Set out every line bearing the string "chevron".

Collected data
────────────────────────────────────────

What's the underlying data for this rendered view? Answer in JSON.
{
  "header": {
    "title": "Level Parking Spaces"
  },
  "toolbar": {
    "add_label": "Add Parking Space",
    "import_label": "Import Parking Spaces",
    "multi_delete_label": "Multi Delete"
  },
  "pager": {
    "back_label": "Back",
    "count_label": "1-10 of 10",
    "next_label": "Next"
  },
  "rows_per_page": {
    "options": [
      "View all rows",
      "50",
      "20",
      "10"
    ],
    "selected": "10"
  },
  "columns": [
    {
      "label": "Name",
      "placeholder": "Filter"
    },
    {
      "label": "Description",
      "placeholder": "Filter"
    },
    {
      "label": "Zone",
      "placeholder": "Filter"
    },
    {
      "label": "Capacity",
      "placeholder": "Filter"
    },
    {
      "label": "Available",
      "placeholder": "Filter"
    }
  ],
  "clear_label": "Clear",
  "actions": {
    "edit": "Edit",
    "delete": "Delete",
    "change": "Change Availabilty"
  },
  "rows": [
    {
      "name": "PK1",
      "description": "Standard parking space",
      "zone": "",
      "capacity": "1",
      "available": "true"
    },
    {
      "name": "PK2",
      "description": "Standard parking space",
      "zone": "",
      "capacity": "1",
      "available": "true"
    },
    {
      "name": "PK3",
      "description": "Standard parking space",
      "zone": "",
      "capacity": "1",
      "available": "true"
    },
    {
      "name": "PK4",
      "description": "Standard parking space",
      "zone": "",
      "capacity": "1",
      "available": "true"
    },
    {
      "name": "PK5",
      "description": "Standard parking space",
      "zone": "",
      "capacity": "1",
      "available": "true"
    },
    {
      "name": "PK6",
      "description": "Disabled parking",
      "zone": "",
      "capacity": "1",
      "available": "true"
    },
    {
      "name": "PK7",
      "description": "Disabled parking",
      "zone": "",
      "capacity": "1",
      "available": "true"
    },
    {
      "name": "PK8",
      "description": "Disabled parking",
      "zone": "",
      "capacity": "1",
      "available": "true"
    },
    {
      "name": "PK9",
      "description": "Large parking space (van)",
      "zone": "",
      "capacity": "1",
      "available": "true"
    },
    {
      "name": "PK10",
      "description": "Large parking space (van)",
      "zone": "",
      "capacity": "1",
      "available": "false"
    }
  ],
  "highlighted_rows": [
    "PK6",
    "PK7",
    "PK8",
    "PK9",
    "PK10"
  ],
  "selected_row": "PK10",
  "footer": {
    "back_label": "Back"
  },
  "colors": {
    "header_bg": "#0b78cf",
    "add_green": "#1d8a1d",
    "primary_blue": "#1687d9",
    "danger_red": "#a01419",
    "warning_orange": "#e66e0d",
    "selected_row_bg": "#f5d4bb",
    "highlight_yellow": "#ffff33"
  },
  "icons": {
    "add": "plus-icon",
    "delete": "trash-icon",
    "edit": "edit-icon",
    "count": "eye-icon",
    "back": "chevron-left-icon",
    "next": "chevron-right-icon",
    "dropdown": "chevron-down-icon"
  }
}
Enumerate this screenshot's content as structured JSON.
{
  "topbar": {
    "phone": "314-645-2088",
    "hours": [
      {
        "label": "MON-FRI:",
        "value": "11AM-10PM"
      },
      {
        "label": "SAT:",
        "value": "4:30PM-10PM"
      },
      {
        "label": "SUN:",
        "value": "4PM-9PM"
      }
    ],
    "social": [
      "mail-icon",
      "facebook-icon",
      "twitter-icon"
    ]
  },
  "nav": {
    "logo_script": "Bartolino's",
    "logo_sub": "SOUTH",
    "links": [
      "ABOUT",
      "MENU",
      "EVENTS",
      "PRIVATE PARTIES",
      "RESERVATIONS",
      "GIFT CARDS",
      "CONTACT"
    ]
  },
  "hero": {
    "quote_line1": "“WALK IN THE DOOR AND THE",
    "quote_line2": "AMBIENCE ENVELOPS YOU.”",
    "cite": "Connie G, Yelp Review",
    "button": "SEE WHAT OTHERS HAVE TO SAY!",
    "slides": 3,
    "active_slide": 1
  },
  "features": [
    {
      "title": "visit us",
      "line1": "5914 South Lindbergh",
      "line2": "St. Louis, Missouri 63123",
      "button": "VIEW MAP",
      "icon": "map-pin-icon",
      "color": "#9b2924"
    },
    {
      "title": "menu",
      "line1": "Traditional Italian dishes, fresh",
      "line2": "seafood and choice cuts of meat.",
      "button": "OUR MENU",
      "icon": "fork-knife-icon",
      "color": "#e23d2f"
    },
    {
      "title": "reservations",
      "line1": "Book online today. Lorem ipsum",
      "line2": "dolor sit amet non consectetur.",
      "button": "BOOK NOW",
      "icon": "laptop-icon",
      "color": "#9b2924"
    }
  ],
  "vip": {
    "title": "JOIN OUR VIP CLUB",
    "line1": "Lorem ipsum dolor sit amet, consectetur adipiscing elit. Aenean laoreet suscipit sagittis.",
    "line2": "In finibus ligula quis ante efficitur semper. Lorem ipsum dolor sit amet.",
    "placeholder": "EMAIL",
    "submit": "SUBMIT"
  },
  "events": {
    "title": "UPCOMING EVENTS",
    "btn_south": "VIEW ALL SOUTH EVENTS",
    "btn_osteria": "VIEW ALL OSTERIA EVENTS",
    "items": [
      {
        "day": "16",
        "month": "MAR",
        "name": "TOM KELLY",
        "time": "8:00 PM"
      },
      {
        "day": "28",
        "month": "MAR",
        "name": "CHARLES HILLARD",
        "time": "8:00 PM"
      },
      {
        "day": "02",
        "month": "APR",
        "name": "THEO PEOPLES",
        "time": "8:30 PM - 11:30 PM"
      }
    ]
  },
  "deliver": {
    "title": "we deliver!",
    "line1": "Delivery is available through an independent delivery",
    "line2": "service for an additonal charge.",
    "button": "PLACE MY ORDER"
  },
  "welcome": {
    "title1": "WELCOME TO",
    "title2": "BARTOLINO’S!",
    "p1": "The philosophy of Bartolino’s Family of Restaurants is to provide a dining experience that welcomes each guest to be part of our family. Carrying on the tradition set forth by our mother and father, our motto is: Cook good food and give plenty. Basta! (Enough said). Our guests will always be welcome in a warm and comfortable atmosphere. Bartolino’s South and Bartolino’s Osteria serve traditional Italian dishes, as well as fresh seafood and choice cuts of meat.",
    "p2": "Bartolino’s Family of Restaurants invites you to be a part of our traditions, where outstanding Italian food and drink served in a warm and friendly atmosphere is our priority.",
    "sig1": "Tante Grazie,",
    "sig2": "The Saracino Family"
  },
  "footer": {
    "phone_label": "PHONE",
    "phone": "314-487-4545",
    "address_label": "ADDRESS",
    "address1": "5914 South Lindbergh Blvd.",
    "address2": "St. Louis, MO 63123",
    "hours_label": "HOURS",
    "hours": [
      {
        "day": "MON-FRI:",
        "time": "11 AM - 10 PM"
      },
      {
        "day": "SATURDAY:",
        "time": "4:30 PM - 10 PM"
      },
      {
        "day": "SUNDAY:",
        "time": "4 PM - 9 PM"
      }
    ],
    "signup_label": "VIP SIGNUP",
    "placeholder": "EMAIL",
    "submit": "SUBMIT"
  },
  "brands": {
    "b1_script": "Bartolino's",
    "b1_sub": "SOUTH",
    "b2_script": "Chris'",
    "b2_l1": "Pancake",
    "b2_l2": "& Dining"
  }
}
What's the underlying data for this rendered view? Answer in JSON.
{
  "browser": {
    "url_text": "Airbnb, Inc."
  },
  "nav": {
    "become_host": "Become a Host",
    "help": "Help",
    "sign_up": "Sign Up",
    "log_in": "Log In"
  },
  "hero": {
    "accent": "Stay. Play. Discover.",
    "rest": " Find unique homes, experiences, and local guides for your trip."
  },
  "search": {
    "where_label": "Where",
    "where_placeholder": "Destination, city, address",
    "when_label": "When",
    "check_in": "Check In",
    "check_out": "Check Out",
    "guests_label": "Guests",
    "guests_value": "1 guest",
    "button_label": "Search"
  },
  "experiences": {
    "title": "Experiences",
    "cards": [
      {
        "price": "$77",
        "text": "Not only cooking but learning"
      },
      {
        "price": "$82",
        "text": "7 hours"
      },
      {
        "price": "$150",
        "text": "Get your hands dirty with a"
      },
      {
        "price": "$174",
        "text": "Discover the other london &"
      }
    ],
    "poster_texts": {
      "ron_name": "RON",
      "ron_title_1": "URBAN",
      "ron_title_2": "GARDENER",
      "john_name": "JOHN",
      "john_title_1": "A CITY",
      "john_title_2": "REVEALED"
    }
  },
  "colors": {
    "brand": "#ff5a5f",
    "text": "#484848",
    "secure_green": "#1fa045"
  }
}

────────────────────────────────────────

__Response__.
    "back": "chevron-left-icon",
    "next": "chevron-right-icon",
    "dropdown": "chevron-down-icon"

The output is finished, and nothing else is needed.